- DO THIS
Answer with nothing but the number of lines that include the word "made".
##### INPUT FOR THIS TASK
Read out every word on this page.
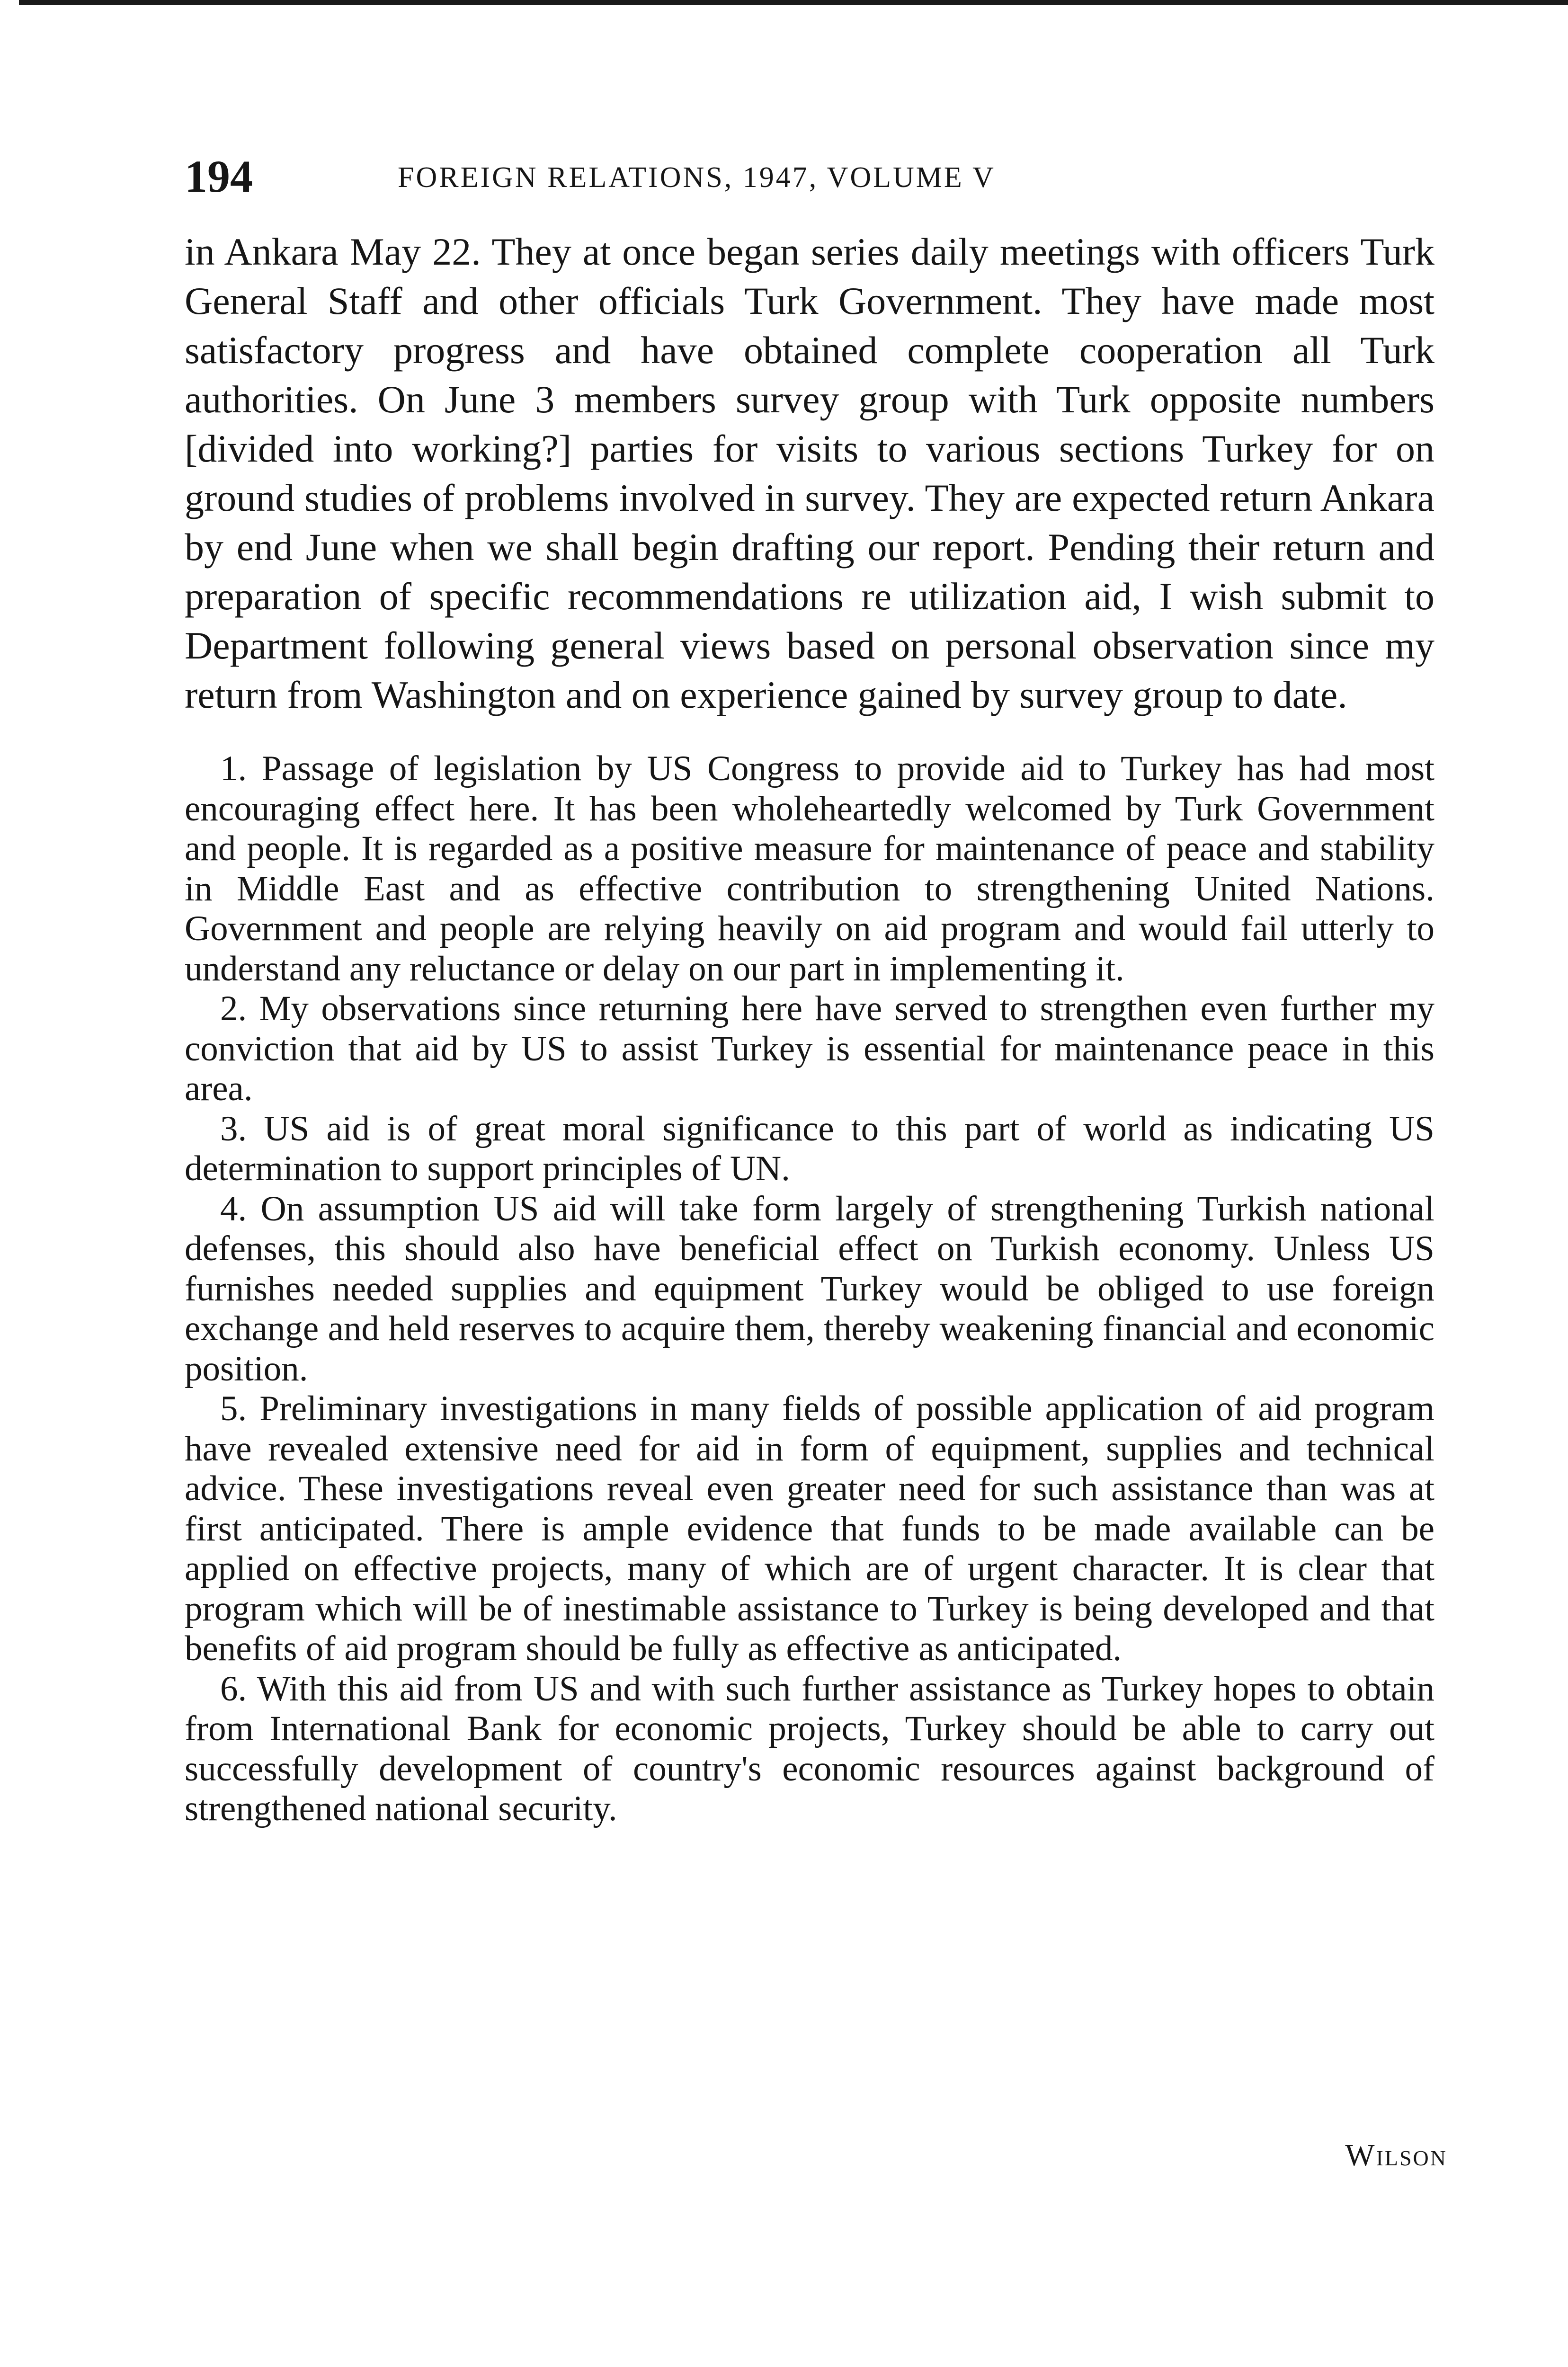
194	FOREIGN RELATIONS, 1947, VOLUME V

in Ankara May 22. They at once began series daily meetings with officers Turk General Staff and other officials Turk Government. They have made most satisfactory progress and have obtained complete cooperation all Turk authorities. On June 3 members survey group with Turk opposite numbers [divided into working?] parties for visits to various sections Turkey for on ground studies of problems involved in survey. They are expected return Ankara by end June when we shall begin drafting our report. Pending their return and preparation of specific recommendations re utilization aid, I wish submit to Department following general views based on personal observation since my return from Washington and on experience gained by survey group to date.

1. Passage of legislation by US Congress to provide aid to Turkey has had most encouraging effect here. It has been wholeheartedly welcomed by Turk Government and people. It is regarded as a positive measure for maintenance of peace and stability in Middle East and as effective contribution to strengthening United Nations. Government and people are relying heavily on aid program and would fail utterly to understand any reluctance or delay on our part in implementing it.

2. My observations since returning here have served to strengthen even further my conviction that aid by US to assist Turkey is essential for maintenance peace in this area.

3. US aid is of great moral significance to this part of world as indicating US determination to support principles of UN.

4. On assumption US aid will take form largely of strengthening Turkish national defenses, this should also have beneficial effect on Turkish economy. Unless US furnishes needed supplies and equipment Turkey would be obliged to use foreign exchange and held reserves to acquire them, thereby weakening financial and economic position.

5. Preliminary investigations in many fields of possible application of aid program have revealed extensive need for aid in form of equipment, supplies and technical advice. These investigations reveal even greater need for such assistance than was at first anticipated. There is ample evidence that funds to be made available can be applied on effective projects, many of which are of urgent character. It is clear that program which will be of inestimable assistance to Turkey is being developed and that benefits of aid program should be fully as effective as anticipated.

6. With this aid from US and with such further assistance as Turkey hopes to obtain from International Bank for economic projects, Turkey should be able to carry out successfully development of country's economic resources against background of strengthened national security.

Wilson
##########
- RESPONSE
2